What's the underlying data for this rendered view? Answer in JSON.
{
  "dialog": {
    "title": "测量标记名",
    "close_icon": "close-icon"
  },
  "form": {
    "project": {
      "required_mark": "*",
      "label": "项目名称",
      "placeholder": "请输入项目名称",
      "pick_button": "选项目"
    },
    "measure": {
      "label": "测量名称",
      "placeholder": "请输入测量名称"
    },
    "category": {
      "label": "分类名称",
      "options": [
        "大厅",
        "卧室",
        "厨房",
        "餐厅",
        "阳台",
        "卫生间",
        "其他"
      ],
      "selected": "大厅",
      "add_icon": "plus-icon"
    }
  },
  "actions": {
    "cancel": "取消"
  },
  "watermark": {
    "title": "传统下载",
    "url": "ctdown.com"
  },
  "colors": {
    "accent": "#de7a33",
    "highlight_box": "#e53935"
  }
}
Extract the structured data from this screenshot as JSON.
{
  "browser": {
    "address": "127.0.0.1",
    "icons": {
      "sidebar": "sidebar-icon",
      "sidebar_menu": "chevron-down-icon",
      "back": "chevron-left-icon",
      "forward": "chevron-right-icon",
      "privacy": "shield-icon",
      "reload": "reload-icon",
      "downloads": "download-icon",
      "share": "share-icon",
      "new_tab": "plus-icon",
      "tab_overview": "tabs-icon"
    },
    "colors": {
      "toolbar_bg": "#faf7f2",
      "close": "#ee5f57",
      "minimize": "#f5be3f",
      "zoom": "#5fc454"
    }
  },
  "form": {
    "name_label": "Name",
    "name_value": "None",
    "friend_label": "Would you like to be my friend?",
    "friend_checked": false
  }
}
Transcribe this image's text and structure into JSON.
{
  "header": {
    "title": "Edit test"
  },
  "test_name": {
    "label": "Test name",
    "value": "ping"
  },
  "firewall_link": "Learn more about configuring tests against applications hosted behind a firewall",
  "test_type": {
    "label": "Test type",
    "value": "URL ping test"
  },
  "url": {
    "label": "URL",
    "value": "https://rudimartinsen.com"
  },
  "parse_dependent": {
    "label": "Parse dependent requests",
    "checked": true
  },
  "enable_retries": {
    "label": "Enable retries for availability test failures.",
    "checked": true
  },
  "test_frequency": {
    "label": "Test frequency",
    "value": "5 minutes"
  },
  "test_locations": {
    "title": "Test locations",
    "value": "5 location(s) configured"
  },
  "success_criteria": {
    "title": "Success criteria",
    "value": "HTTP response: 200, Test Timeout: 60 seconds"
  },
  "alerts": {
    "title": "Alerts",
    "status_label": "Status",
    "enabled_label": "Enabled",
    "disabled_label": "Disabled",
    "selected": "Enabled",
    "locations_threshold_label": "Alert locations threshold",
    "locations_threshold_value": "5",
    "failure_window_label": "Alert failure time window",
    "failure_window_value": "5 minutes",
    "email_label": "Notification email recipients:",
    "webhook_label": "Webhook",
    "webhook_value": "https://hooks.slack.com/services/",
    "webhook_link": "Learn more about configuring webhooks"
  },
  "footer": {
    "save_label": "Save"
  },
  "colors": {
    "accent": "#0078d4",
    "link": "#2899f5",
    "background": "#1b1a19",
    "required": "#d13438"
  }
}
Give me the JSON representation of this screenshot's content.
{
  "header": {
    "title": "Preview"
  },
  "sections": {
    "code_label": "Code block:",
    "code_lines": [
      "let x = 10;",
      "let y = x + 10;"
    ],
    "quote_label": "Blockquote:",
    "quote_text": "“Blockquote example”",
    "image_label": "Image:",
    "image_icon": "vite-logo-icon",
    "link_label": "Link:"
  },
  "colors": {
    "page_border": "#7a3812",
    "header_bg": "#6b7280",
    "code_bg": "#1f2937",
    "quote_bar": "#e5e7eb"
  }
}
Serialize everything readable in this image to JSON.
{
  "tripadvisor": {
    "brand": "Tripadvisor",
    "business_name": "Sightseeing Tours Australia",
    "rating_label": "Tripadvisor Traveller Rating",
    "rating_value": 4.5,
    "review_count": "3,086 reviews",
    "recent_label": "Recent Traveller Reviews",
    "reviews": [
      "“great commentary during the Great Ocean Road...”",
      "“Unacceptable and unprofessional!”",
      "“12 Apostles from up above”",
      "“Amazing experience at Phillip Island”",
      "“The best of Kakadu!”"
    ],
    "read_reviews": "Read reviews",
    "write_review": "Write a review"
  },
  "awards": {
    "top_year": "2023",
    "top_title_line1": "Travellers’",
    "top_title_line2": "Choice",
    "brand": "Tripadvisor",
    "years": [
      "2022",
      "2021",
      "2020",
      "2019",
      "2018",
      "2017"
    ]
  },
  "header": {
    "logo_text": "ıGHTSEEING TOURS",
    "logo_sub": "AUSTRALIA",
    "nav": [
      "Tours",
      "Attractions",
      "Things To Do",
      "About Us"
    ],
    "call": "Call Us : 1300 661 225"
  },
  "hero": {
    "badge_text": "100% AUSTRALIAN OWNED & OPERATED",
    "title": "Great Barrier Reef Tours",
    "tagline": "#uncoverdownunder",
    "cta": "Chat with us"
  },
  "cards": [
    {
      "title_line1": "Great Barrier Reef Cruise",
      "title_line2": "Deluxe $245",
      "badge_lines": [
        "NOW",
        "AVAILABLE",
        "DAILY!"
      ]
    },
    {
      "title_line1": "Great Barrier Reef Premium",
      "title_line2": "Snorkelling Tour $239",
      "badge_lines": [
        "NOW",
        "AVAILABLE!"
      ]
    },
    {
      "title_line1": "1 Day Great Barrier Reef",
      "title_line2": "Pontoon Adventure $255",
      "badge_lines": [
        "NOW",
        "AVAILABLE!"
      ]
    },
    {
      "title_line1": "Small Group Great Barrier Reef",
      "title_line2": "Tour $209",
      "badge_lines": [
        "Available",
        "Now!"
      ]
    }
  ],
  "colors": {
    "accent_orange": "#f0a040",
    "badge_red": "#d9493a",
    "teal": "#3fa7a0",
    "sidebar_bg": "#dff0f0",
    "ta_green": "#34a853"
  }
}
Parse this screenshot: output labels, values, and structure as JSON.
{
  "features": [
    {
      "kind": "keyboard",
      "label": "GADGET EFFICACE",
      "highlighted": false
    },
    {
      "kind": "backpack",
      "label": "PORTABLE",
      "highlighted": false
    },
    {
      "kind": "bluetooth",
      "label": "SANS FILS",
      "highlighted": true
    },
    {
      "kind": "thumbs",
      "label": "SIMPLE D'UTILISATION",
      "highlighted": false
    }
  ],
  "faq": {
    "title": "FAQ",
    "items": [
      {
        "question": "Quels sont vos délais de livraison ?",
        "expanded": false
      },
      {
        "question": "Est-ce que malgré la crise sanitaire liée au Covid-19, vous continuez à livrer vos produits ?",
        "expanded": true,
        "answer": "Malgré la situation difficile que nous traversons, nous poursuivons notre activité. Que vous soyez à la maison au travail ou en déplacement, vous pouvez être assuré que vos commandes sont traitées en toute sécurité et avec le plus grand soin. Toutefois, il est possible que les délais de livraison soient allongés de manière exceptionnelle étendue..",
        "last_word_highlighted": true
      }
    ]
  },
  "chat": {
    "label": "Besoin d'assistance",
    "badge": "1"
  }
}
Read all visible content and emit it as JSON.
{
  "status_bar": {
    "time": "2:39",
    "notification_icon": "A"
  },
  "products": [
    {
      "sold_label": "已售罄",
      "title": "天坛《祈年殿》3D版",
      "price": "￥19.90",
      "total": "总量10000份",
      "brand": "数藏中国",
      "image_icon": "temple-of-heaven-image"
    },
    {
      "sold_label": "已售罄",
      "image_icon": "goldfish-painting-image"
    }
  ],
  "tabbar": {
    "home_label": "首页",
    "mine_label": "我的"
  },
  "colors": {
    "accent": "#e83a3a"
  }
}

_The task_
Return every entry verbatim.

_Solution to the problem_
What's the underlying data for this rendered view? Answer in JSON.
{
  "dialog": {
    "title": "测量标记名",
    "close_icon": "close-icon"
  },
  "form": {
    "project": {
      "required_mark": "*",
      "label": "项目名称",
      "placeholder": "请输入项目名称",
      "pick_button": "选项目"
    },
    "measure": {
      "label": "测量名称",
      "placeholder": "请输入测量名称"
    },
    "category": {
      "label": "分类名称",
      "options": [
        "大厅",
        "卧室",
        "厨房",
        "餐厅",
        "阳台",
        "卫生间",
        "其他"
      ],
      "selected": "大厅",
      "add_icon": "plus-icon"
    }
  },
  "actions": {
    "cancel": "取消"
  },
  "watermark": {
    "title": "传统下载",
    "url": "ctdown.com"
  },
  "colors": {
    "accent": "#de7a33",
    "highlight_box": "#e53935"
  }
}
Extract the structured data from this screenshot as JSON.
{
  "browser": {
    "address": "127.0.0.1",
    "icons": {
      "sidebar": "sidebar-icon",
      "sidebar_menu": "chevron-down-icon",
      "back": "chevron-left-icon",
      "forward": "chevron-right-icon",
      "privacy": "shield-icon",
      "reload": "reload-icon",
      "downloads": "download-icon",
      "share": "share-icon",
      "new_tab": "plus-icon",
      "tab_overview": "tabs-icon"
    },
    "colors": {
      "toolbar_bg": "#faf7f2",
      "close": "#ee5f57",
      "minimize": "#f5be3f",
      "zoom": "#5fc454"
    }
  },
  "form": {
    "name_label": "Name",
    "name_value": "None",
    "friend_label": "Would you like to be my friend?",
    "friend_checked": false
  }
}
Transcribe this image's text and structure into JSON.
{
  "header": {
    "title": "Edit test"
  },
  "test_name": {
    "label": "Test name",
    "value": "ping"
  },
  "firewall_link": "Learn more about configuring tests against applications hosted behind a firewall",
  "test_type": {
    "label": "Test type",
    "value": "URL ping test"
  },
  "url": {
    "label": "URL",
    "value": "https://rudimartinsen.com"
  },
  "parse_dependent": {
    "label": "Parse dependent requests",
    "checked": true
  },
  "enable_retries": {
    "label": "Enable retries for availability test failures.",
    "checked": true
  },
  "test_frequency": {
    "label": "Test frequency",
    "value": "5 minutes"
  },
  "test_locations": {
    "title": "Test locations",
    "value": "5 location(s) configured"
  },
  "success_criteria": {
    "title": "Success criteria",
    "value": "HTTP response: 200, Test Timeout: 60 seconds"
  },
  "alerts": {
    "title": "Alerts",
    "status_label": "Status",
    "enabled_label": "Enabled",
    "disabled_label": "Disabled",
    "selected": "Enabled",
    "locations_threshold_label": "Alert locations threshold",
    "locations_threshold_value": "5",
    "failure_window_label": "Alert failure time window",
    "failure_window_value": "5 minutes",
    "email_label": "Notification email recipients:",
    "webhook_label": "Webhook",
    "webhook_value": "https://hooks.slack.com/services/",
    "webhook_link": "Learn more about configuring webhooks"
  },
  "footer": {
    "save_label": "Save"
  },
  "colors": {
    "accent": "#0078d4",
    "link": "#2899f5",
    "background": "#1b1a19",
    "required": "#d13438"
  }
}
Give me the JSON representation of this screenshot's content.
{
  "header": {
    "title": "Preview"
  },
  "sections": {
    "code_label": "Code block:",
    "code_lines": [
      "let x = 10;",
      "let y = x + 10;"
    ],
    "quote_label": "Blockquote:",
    "quote_text": "“Blockquote example”",
    "image_label": "Image:",
    "image_icon": "vite-logo-icon",
    "link_label": "Link:"
  },
  "colors": {
    "page_border": "#7a3812",
    "header_bg": "#6b7280",
    "code_bg": "#1f2937",
    "quote_bar": "#e5e7eb"
  }
}
Serialize everything readable in this image to JSON.
{
  "tripadvisor": {
    "brand": "Tripadvisor",
    "business_name": "Sightseeing Tours Australia",
    "rating_label": "Tripadvisor Traveller Rating",
    "rating_value": 4.5,
    "review_count": "3,086 reviews",
    "recent_label": "Recent Traveller Reviews",
    "reviews": [
      "“great commentary during the Great Ocean Road...”",
      "“Unacceptable and unprofessional!”",
      "“12 Apostles from up above”",
      "“Amazing experience at Phillip Island”",
      "“The best of Kakadu!”"
    ],
    "read_reviews": "Read reviews",
    "write_review": "Write a review"
  },
  "awards": {
    "top_year": "2023",
    "top_title_line1": "Travellers’",
    "top_title_line2": "Choice",
    "brand": "Tripadvisor",
    "years": [
      "2022",
      "2021",
      "2020",
      "2019",
      "2018",
      "2017"
    ]
  },
  "header": {
    "logo_text": "ıGHTSEEING TOURS",
    "logo_sub": "AUSTRALIA",
    "nav": [
      "Tours",
      "Attractions",
      "Things To Do",
      "About Us"
    ],
    "call": "Call Us : 1300 661 225"
  },
  "hero": {
    "badge_text": "100% AUSTRALIAN OWNED & OPERATED",
    "title": "Great Barrier Reef Tours",
    "tagline": "#uncoverdownunder",
    "cta": "Chat with us"
  },
  "cards": [
    {
      "title_line1": "Great Barrier Reef Cruise",
      "title_line2": "Deluxe $245",
      "badge_lines": [
        "NOW",
        "AVAILABLE",
        "DAILY!"
      ]
    },
    {
      "title_line1": "Great Barrier Reef Premium",
      "title_line2": "Snorkelling Tour $239",
      "badge_lines": [
        "NOW",
        "AVAILABLE!"
      ]
    },
    {
      "title_line1": "1 Day Great Barrier Reef",
      "title_line2": "Pontoon Adventure $255",
      "badge_lines": [
        "NOW",
        "AVAILABLE!"
      ]
    },
    {
      "title_line1": "Small Group Great Barrier Reef",
      "title_line2": "Tour $209",
      "badge_lines": [
        "Available",
        "Now!"
      ]
    }
  ],
  "colors": {
    "accent_orange": "#f0a040",
    "badge_red": "#d9493a",
    "teal": "#3fa7a0",
    "sidebar_bg": "#dff0f0",
    "ta_green": "#34a853"
  }
}
Parse this screenshot: output labels, values, and structure as JSON.
{
  "features": [
    {
      "kind": "keyboard",
      "label": "GADGET EFFICACE",
      "highlighted": false
    },
    {
      "kind": "backpack",
      "label": "PORTABLE",
      "highlighted": false
    },
    {
      "kind": "bluetooth",
      "label": "SANS FILS",
      "highlighted": true
    },
    {
      "kind": "thumbs",
      "label": "SIMPLE D'UTILISATION",
      "highlighted": false
    }
  ],
  "faq": {
    "title": "FAQ",
    "items": [
      {
        "question": "Quels sont vos délais de livraison ?",
        "expanded": false
      },
      {
        "question": "Est-ce que malgré la crise sanitaire liée au Covid-19, vous continuez à livrer vos produits ?",
        "expanded": true,
        "answer": "Malgré la situation difficile que nous traversons, nous poursuivons notre activité. Que vous soyez à la maison au travail ou en déplacement, vous pouvez être assuré que vos commandes sont traitées en toute sécurité et avec le plus grand soin. Toutefois, il est possible que les délais de livraison soient allongés de manière exceptionnelle étendue..",
        "last_word_highlighted": true
      }
    ]
  },
  "chat": {
    "label": "Besoin d'assistance",
    "badge": "1"
  }
}
Read all visible content and emit it as JSON.
{
  "status_bar": {
    "time": "2:39",
    "notification_icon": "A"
  },
  "products": [
    {
      "sold_label": "已售罄",
      "title": "天坛《祈年殿》3D版",
      "price": "￥19.90",
      "total": "总量10000份",
      "brand": "数藏中国",
      "image_icon": "temple-of-heaven-image"
    },
    {
      "sold_label": "已售罄",
      "image_icon": "goldfish-painting-image"
    }
  ],
  "tabbar": {
    "home_label": "首页",
    "mine_label": "我的"
  },
  "colors": {
    "accent": "#e83a3a"
  }
}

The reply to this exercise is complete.